Extract every line that contains the word "JSON".

**Supplied material**
**********

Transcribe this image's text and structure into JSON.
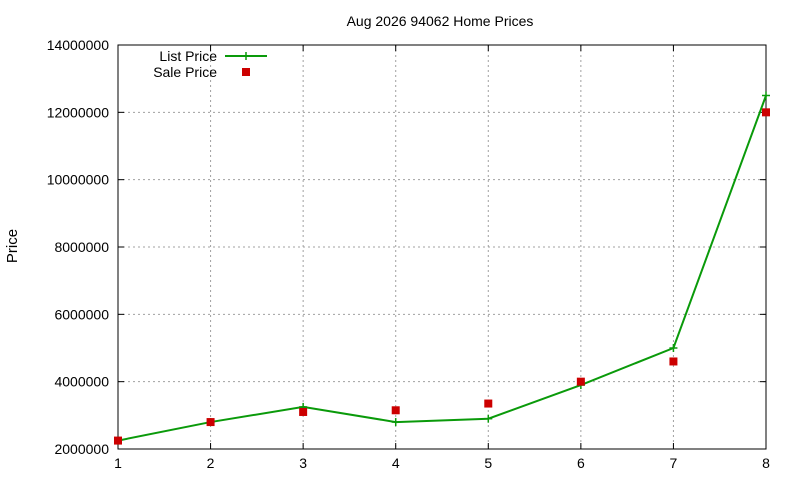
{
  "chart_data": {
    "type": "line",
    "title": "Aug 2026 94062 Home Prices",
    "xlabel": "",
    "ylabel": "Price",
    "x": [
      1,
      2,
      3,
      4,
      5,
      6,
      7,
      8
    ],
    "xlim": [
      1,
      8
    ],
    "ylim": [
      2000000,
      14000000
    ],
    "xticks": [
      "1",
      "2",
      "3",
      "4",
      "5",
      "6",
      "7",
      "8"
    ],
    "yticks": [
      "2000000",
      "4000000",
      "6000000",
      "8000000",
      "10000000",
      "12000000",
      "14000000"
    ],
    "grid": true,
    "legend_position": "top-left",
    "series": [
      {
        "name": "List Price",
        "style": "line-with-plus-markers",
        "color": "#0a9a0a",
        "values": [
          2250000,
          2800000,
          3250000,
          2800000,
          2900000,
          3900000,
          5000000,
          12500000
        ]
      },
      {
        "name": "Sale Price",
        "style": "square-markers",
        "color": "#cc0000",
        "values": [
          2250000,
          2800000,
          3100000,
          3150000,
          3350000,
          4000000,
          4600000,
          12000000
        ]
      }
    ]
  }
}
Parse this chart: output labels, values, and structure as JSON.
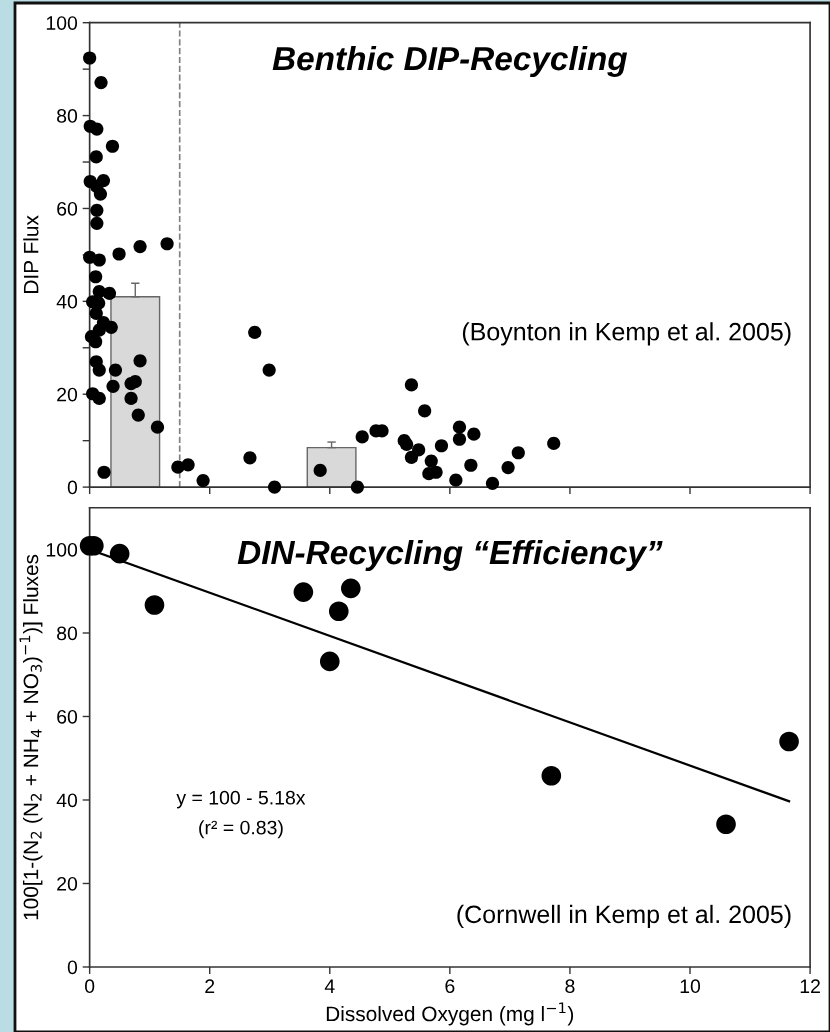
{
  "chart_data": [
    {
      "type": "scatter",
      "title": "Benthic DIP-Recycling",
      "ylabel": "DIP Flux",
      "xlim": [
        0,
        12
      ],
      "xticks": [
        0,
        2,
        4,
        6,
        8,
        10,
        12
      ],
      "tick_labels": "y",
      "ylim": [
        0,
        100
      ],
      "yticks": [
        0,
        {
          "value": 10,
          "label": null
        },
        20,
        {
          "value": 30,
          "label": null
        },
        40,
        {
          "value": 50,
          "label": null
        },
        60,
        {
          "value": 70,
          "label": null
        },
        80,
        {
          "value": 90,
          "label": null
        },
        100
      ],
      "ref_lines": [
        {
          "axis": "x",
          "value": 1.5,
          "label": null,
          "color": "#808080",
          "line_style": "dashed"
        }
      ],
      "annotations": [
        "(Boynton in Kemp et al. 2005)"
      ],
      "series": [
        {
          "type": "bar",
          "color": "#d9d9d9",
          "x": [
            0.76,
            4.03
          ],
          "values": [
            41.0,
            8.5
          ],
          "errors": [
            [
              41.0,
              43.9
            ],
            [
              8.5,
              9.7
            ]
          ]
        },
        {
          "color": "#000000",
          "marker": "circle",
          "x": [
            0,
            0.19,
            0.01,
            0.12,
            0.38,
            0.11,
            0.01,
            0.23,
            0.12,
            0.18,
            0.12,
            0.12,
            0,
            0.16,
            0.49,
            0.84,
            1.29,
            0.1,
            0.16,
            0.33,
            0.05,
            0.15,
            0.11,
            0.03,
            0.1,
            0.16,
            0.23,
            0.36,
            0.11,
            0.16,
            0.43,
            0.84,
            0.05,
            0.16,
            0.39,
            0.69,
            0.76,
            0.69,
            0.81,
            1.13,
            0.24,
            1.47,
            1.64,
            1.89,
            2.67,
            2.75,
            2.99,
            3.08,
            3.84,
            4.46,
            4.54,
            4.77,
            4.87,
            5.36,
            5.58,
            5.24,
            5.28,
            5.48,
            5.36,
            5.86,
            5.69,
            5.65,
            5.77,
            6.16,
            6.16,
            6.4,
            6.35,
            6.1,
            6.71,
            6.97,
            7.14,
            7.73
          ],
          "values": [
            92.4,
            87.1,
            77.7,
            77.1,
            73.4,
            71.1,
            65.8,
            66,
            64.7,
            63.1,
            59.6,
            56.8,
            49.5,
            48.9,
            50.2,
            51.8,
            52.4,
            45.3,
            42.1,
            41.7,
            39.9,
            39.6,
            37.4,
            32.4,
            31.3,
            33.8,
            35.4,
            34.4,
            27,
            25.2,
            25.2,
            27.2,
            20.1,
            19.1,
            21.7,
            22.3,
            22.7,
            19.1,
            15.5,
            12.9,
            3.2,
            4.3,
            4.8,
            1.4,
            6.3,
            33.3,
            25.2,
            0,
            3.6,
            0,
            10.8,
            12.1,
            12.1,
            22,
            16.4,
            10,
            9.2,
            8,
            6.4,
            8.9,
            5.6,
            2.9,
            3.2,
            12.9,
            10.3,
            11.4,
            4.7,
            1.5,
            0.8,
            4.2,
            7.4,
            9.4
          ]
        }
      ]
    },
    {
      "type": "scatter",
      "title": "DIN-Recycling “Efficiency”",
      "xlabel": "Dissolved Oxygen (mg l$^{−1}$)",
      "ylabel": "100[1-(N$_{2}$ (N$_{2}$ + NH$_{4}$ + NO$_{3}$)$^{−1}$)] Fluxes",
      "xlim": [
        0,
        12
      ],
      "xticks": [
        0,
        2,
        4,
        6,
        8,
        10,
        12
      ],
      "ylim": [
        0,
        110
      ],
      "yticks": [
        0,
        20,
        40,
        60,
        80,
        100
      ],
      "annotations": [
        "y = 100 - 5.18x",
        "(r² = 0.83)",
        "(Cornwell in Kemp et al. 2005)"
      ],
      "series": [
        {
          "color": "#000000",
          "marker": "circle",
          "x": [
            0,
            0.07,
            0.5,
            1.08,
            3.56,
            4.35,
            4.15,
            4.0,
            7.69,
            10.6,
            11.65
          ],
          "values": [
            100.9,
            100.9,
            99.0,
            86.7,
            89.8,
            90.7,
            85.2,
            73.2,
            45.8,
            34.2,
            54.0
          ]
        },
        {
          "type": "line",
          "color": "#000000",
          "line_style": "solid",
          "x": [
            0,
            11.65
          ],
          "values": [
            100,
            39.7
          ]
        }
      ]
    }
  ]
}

**********

**Output of the task**
Transcribe this image's text and structure into JSON.
Parse this chart: output labels, values, and structure as JSON.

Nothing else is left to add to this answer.